▸ **WORK REQUIRED**: Whenever a picture appears in the records, exclude it, and transcribe everything else exactly.

▸ **EXTRACTED INFORMATION**:
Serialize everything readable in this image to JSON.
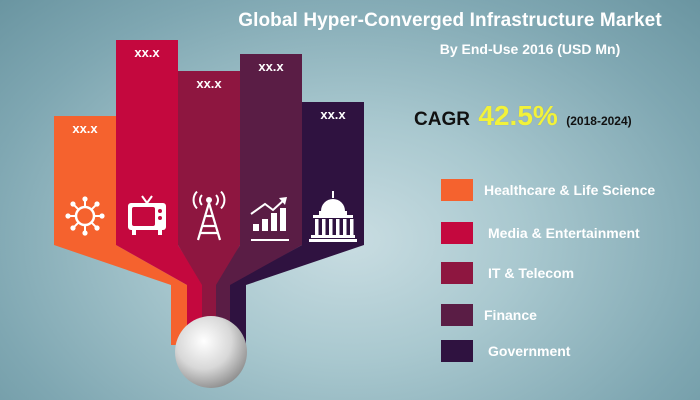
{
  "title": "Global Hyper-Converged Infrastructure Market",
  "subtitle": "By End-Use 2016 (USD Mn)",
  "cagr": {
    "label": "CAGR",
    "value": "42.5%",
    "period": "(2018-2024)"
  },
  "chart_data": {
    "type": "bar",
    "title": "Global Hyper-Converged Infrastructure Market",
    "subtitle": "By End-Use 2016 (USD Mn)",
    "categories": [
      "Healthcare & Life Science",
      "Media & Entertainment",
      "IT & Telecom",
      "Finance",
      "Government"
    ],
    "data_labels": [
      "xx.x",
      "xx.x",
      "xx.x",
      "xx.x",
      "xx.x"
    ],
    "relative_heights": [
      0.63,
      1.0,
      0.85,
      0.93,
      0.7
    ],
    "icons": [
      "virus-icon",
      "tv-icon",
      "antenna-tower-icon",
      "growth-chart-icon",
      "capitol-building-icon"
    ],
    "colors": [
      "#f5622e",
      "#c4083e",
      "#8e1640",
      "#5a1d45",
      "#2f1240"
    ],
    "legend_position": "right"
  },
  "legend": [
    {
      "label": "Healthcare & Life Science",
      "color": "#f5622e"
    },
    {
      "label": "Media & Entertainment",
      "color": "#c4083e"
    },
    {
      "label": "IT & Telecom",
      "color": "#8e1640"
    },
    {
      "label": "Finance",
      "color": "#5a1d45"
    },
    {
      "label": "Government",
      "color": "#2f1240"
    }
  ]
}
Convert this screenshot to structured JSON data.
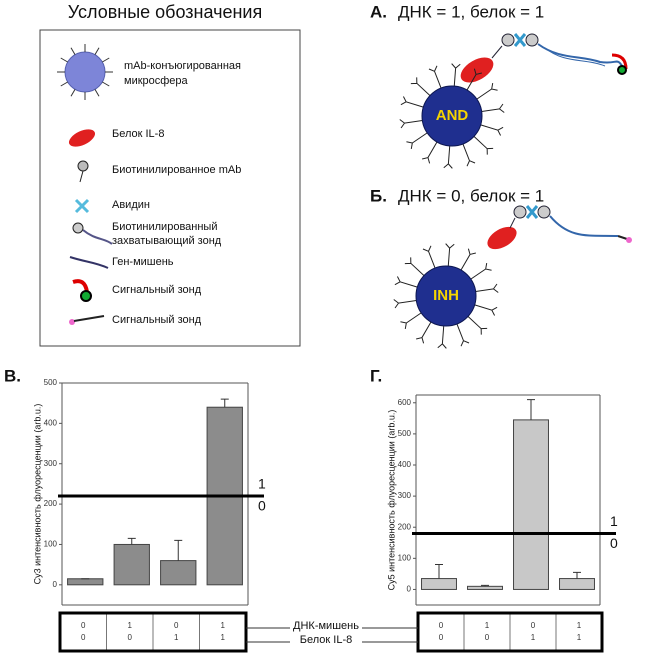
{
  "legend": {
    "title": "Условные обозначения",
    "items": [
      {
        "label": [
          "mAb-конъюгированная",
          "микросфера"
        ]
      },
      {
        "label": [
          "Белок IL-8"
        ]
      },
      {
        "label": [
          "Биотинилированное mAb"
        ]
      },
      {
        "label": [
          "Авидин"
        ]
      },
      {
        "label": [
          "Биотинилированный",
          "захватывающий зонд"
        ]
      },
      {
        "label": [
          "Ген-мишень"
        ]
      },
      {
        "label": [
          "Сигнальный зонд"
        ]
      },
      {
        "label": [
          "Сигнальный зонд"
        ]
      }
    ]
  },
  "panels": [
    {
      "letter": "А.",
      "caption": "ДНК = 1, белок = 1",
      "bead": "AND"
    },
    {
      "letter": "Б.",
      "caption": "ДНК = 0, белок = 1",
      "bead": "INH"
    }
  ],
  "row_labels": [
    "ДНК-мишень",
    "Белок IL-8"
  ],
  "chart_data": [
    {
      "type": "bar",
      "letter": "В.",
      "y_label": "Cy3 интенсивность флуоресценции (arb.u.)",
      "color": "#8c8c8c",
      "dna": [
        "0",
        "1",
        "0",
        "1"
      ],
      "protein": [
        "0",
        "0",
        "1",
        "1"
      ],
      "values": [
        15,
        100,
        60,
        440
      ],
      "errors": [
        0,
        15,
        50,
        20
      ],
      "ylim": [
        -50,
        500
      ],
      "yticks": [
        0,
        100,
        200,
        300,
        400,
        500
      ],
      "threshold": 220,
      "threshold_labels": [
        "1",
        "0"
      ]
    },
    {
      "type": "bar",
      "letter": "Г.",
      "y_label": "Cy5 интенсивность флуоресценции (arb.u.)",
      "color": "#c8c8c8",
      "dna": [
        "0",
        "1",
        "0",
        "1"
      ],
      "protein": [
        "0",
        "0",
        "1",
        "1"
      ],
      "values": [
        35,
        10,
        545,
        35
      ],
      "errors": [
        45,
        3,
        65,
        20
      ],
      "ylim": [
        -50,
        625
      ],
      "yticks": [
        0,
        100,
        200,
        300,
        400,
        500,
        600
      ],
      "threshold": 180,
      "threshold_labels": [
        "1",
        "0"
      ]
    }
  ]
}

▸ **RESPONSE BELOW**:
Serialize everything readable in this image to JSON.
{
  "title": "Global Hyper-Converged Infrastructure Market",
  "subtitle": "By End-Use 2016 (USD Mn)",
  "cagr": {
    "label": "CAGR",
    "value": "42.5%",
    "period": "(2018-2024)"
  },
  "chart_data": {
    "type": "bar",
    "title": "Global Hyper-Converged Infrastructure Market",
    "subtitle": "By End-Use 2016 (USD Mn)",
    "categories": [
      "Healthcare & Life Science",
      "Media & Entertainment",
      "IT & Telecom",
      "Finance",
      "Government"
    ],
    "data_labels": [
      "xx.x",
      "xx.x",
      "xx.x",
      "xx.x",
      "xx.x"
    ],
    "relative_heights": [
      0.63,
      1.0,
      0.85,
      0.93,
      0.7
    ],
    "icons": [
      "virus-icon",
      "tv-icon",
      "antenna-tower-icon",
      "growth-chart-icon",
      "capitol-building-icon"
    ],
    "colors": [
      "#f5622e",
      "#c4083e",
      "#8e1640",
      "#5a1d45",
      "#2f1240"
    ],
    "legend_position": "right"
  },
  "legend": [
    {
      "label": "Healthcare & Life Science",
      "color": "#f5622e"
    },
    {
      "label": "Media & Entertainment",
      "color": "#c4083e"
    },
    {
      "label": "IT & Telecom",
      "color": "#8e1640"
    },
    {
      "label": "Finance",
      "color": "#5a1d45"
    },
    {
      "label": "Government",
      "color": "#2f1240"
    }
  ]
}
Convert this screenshot to structured JSON data.
{
  "legend": {
    "title": "Условные обозначения",
    "items": [
      {
        "label": [
          "mAb-конъюгированная",
          "микросфера"
        ]
      },
      {
        "label": [
          "Белок IL-8"
        ]
      },
      {
        "label": [
          "Биотинилированное mAb"
        ]
      },
      {
        "label": [
          "Авидин"
        ]
      },
      {
        "label": [
          "Биотинилированный",
          "захватывающий зонд"
        ]
      },
      {
        "label": [
          "Ген-мишень"
        ]
      },
      {
        "label": [
          "Сигнальный зонд"
        ]
      },
      {
        "label": [
          "Сигнальный зонд"
        ]
      }
    ]
  },
  "panels": [
    {
      "letter": "А.",
      "caption": "ДНК = 1, белок = 1",
      "bead": "AND"
    },
    {
      "letter": "Б.",
      "caption": "ДНК = 0, белок = 1",
      "bead": "INH"
    }
  ],
  "row_labels": [
    "ДНК-мишень",
    "Белок IL-8"
  ],
  "chart_data": [
    {
      "type": "bar",
      "letter": "В.",
      "y_label": "Cy3 интенсивность флуоресценции (arb.u.)",
      "color": "#8c8c8c",
      "dna": [
        "0",
        "1",
        "0",
        "1"
      ],
      "protein": [
        "0",
        "0",
        "1",
        "1"
      ],
      "values": [
        15,
        100,
        60,
        440
      ],
      "errors": [
        0,
        15,
        50,
        20
      ],
      "ylim": [
        -50,
        500
      ],
      "yticks": [
        0,
        100,
        200,
        300,
        400,
        500
      ],
      "threshold": 220,
      "threshold_labels": [
        "1",
        "0"
      ]
    },
    {
      "type": "bar",
      "letter": "Г.",
      "y_label": "Cy5 интенсивность флуоресценции (arb.u.)",
      "color": "#c8c8c8",
      "dna": [
        "0",
        "1",
        "0",
        "1"
      ],
      "protein": [
        "0",
        "0",
        "1",
        "1"
      ],
      "values": [
        35,
        10,
        545,
        35
      ],
      "errors": [
        45,
        3,
        65,
        20
      ],
      "ylim": [
        -50,
        625
      ],
      "yticks": [
        0,
        100,
        200,
        300,
        400,
        500,
        600
      ],
      "threshold": 180,
      "threshold_labels": [
        "1",
        "0"
      ]
    }
  ]
}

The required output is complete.